Dataset extract -
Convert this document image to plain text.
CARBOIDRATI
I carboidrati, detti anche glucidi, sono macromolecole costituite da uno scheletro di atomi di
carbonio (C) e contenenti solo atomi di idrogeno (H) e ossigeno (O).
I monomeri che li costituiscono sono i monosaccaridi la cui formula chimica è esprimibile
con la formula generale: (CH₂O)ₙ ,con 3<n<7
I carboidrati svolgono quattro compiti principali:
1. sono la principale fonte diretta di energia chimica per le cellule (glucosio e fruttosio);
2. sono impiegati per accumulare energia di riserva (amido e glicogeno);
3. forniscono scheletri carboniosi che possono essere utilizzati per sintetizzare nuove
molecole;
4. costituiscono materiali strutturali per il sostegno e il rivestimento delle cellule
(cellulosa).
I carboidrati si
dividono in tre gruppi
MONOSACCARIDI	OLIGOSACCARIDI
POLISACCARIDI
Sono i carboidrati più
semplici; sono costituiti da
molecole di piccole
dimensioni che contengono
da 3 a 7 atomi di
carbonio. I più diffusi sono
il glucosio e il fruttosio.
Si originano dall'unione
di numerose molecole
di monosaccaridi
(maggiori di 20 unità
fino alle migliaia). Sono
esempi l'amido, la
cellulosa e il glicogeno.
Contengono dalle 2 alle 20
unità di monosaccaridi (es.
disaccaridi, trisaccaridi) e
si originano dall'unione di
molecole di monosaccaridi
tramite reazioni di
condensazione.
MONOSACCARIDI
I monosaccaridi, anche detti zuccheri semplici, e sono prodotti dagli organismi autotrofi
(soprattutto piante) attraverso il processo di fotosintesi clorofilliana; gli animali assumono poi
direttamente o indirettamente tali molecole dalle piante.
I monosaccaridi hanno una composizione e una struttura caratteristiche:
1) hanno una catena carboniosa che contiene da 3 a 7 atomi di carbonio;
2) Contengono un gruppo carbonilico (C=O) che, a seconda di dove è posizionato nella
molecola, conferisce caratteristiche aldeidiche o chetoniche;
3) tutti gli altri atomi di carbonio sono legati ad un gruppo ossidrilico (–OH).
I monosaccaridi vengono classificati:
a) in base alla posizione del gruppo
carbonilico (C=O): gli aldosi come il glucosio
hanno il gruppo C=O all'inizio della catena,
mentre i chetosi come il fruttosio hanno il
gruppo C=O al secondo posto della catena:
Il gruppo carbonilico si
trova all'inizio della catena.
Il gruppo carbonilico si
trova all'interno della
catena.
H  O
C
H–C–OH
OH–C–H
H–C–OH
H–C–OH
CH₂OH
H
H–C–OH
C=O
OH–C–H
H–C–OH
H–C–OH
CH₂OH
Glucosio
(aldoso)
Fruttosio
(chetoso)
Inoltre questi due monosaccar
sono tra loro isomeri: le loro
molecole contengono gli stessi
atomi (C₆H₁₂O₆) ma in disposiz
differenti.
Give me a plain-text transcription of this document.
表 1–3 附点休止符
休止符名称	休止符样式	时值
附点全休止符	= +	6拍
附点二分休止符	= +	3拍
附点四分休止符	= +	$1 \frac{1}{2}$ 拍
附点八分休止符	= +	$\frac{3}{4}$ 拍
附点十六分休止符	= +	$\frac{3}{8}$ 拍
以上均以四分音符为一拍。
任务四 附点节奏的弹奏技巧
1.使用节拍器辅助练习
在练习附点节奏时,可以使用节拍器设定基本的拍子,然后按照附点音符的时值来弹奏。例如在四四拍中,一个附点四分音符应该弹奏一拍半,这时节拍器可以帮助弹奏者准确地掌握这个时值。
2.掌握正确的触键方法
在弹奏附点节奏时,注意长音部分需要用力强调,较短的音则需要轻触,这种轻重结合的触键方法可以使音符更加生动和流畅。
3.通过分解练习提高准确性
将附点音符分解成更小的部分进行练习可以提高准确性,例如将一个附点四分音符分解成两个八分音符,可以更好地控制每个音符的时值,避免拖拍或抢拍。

Exercise goal - Return the line that contains "Give me a plain-text" along with every line after it through the end of the entries, exactly, adding nothing.

The output -
Give me a plain-text transcription of this document.
表 1–3 附点休止符
休止符名称	休止符样式	时值
附点全休止符	= +	6拍
附点二分休止符	= +	3拍
附点四分休止符	= +	$1 \frac{1}{2}$ 拍
附点八分休止符	= +	$\frac{3}{4}$ 拍
附点十六分休止符	= +	$\frac{3}{8}$ 拍
以上均以四分音符为一拍。
任务四 附点节奏的弹奏技巧
1.使用节拍器辅助练习
在练习附点节奏时,可以使用节拍器设定基本的拍子,然后按照附点音符的时值来弹奏。例如在四四拍中,一个附点四分音符应该弹奏一拍半,这时节拍器可以帮助弹奏者准确地掌握这个时值。
2.掌握正确的触键方法
在弹奏附点节奏时,注意长音部分需要用力强调,较短的音则需要轻触,这种轻重结合的触键方法可以使音符更加生动和流畅。
3.通过分解练习提高准确性
将附点音符分解成更小的部分进行练习可以提高准确性,例如将一个附点四分音符分解成两个八分音符,可以更好地控制每个音符的时值,避免拖拍或抢拍。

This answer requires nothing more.